#### SHORT EXERCISE:
Collect each line of the records containing the string "JSON".

-- start of DATA ROWS --

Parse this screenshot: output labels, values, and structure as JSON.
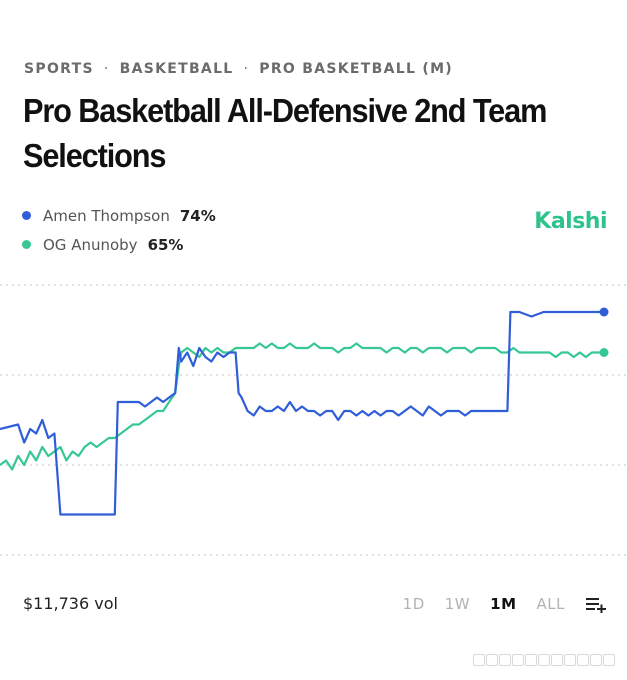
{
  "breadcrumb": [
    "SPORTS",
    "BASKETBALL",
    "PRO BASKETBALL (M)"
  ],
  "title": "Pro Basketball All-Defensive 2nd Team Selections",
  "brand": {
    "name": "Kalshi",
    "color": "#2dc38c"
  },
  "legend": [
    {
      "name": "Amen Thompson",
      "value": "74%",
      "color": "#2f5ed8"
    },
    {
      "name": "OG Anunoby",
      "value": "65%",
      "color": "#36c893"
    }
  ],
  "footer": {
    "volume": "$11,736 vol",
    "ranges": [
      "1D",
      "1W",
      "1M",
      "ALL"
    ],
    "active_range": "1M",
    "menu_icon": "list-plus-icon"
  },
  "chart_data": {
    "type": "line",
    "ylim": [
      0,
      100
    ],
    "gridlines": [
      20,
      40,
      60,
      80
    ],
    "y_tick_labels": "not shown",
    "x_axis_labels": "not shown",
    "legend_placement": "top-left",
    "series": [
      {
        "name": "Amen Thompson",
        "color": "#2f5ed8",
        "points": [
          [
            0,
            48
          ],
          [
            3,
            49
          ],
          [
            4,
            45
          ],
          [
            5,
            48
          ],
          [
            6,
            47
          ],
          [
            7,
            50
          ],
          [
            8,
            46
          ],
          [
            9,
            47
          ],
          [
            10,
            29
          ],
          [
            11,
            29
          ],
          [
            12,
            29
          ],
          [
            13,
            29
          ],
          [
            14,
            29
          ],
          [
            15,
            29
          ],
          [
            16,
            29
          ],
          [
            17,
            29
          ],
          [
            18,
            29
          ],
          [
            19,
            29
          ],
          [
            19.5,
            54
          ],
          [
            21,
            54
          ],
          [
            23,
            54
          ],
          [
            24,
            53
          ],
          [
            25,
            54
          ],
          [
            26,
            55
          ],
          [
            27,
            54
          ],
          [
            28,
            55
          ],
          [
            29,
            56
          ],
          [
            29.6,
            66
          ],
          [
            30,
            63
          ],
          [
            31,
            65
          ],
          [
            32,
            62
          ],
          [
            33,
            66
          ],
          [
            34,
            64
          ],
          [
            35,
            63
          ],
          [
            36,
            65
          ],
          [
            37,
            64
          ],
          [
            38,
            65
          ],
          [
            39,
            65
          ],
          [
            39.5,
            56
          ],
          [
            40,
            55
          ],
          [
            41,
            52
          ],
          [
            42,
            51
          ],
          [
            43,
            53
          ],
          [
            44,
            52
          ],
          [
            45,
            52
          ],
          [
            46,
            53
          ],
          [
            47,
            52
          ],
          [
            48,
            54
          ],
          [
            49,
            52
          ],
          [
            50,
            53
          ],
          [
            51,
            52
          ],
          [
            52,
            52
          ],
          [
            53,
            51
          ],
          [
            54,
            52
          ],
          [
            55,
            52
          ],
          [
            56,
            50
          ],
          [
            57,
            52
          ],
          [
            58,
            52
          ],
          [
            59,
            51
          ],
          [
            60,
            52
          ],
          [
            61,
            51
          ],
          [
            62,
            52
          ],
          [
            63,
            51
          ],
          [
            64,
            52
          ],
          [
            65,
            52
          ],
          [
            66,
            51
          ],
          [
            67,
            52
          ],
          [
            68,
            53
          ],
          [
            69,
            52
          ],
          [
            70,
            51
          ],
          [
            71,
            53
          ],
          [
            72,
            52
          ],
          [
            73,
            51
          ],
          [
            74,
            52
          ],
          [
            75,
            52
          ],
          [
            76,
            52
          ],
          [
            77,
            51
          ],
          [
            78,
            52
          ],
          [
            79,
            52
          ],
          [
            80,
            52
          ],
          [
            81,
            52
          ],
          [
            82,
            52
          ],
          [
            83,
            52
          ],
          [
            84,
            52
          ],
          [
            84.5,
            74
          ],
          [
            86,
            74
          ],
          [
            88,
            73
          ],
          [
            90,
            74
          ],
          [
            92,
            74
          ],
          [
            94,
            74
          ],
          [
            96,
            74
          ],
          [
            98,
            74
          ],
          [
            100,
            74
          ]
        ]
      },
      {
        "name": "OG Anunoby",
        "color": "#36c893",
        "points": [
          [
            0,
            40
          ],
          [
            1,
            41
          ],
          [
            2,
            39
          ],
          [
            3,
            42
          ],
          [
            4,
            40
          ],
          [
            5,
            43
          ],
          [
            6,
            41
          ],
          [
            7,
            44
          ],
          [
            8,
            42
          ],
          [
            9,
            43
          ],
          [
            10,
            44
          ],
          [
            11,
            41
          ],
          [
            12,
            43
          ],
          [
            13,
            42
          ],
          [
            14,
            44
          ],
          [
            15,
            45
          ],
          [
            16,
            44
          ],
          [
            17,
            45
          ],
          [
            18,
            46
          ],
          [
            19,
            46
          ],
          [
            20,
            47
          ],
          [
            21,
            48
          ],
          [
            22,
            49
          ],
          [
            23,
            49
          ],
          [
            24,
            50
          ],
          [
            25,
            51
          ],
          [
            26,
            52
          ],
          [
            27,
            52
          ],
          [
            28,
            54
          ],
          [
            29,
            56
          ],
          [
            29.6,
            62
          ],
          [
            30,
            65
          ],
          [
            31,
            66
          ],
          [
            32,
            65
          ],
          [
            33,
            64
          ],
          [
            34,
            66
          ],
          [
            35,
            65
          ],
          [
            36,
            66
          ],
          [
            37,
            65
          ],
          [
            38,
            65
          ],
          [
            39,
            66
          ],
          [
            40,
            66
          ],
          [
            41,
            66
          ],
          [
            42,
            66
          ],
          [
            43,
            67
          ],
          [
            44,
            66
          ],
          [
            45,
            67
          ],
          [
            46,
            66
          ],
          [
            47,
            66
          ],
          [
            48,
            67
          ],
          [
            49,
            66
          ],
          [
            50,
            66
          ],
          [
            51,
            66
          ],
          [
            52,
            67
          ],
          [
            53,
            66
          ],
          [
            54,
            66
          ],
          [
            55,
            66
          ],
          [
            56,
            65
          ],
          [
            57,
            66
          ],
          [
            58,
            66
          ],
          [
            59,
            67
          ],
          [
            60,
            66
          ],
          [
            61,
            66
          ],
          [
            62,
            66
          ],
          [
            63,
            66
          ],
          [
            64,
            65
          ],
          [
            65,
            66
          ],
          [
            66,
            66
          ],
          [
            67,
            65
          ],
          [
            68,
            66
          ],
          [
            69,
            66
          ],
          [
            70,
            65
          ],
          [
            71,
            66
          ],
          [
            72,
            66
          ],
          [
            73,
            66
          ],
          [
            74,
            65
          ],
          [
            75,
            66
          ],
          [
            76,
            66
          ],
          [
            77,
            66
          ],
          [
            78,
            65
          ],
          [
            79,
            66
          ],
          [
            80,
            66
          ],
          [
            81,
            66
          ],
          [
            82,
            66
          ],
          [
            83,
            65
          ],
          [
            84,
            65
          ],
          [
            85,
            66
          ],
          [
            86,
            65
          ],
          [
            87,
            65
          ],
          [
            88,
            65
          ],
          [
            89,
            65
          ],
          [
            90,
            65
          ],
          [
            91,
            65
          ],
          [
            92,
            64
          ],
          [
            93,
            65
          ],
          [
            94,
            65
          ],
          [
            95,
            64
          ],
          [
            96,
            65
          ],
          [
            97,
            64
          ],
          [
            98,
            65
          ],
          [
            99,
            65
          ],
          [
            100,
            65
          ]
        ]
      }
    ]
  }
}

-- end of DATA ROWS --
-- start of DATA ROWS --

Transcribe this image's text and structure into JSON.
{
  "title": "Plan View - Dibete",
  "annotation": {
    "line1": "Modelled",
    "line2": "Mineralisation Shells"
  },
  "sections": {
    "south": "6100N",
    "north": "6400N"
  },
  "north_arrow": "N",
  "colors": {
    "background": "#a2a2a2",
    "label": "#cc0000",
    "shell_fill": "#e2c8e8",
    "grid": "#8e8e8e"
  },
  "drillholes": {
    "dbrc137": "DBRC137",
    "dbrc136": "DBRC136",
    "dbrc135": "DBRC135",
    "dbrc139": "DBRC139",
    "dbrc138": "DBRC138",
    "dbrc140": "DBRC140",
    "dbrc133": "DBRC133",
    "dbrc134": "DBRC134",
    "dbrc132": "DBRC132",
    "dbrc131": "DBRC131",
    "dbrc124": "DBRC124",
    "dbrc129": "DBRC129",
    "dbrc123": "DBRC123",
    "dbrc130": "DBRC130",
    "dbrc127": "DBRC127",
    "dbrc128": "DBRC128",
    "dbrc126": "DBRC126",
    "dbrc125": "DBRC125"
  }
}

-- end of DATA ROWS --

#### ANSWER FOR THE TASK:
Parse this screenshot: output labels, values, and structure as JSON.
Transcribe this image's text and structure into JSON.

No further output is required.